** START OF The records **

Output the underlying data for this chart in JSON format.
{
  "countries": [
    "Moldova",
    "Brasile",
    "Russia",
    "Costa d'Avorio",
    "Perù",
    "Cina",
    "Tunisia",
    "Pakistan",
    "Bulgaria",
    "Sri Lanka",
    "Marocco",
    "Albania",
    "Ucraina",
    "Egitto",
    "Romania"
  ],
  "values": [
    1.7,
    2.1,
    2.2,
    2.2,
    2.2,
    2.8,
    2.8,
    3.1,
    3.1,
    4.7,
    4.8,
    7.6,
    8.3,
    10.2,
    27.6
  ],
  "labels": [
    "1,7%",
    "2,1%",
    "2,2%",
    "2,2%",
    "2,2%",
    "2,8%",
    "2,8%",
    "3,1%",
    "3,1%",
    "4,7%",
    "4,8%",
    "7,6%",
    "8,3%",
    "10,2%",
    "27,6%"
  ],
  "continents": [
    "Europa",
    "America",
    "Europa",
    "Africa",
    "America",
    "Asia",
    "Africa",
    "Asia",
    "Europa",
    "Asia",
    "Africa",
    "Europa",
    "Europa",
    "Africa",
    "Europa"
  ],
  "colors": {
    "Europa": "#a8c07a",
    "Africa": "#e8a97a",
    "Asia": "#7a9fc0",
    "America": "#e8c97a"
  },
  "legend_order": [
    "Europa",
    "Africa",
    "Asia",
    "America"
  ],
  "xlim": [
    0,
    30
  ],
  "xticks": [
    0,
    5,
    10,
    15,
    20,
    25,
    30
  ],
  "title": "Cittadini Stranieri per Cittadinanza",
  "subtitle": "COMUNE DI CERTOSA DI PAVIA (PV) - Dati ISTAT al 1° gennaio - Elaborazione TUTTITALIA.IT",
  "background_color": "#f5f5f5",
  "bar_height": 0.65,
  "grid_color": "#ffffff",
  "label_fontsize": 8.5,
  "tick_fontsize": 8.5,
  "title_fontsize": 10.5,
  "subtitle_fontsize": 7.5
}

** END OF The records **

Repeat the data exactly. Leave nothing out.

Output the underlying data for this chart in JSON format.
{
  "countries": [
    "Moldova",
    "Brasile",
    "Russia",
    "Costa d'Avorio",
    "Perù",
    "Cina",
    "Tunisia",
    "Pakistan",
    "Bulgaria",
    "Sri Lanka",
    "Marocco",
    "Albania",
    "Ucraina",
    "Egitto",
    "Romania"
  ],
  "values": [
    1.7,
    2.1,
    2.2,
    2.2,
    2.2,
    2.8,
    2.8,
    3.1,
    3.1,
    4.7,
    4.8,
    7.6,
    8.3,
    10.2,
    27.6
  ],
  "labels": [
    "1,7%",
    "2,1%",
    "2,2%",
    "2,2%",
    "2,2%",
    "2,8%",
    "2,8%",
    "3,1%",
    "3,1%",
    "4,7%",
    "4,8%",
    "7,6%",
    "8,3%",
    "10,2%",
    "27,6%"
  ],
  "continents": [
    "Europa",
    "America",
    "Europa",
    "Africa",
    "America",
    "Asia",
    "Africa",
    "Asia",
    "Europa",
    "Asia",
    "Africa",
    "Europa",
    "Europa",
    "Africa",
    "Europa"
  ],
  "colors": {
    "Europa": "#a8c07a",
    "Africa": "#e8a97a",
    "Asia": "#7a9fc0",
    "America": "#e8c97a"
  },
  "legend_order": [
    "Europa",
    "Africa",
    "Asia",
    "America"
  ],
  "xlim": [
    0,
    30
  ],
  "xticks": [
    0,
    5,
    10,
    15,
    20,
    25,
    30
  ],
  "title": "Cittadini Stranieri per Cittadinanza",
  "subtitle": "COMUNE DI CERTOSA DI PAVIA (PV) - Dati ISTAT al 1° gennaio - Elaborazione TUTTITALIA.IT",
  "background_color": "#f5f5f5",
  "bar_height": 0.65,
  "grid_color": "#ffffff",
  "label_fontsize": 8.5,
  "tick_fontsize": 8.5,
  "title_fontsize": 10.5,
  "subtitle_fontsize": 7.5
}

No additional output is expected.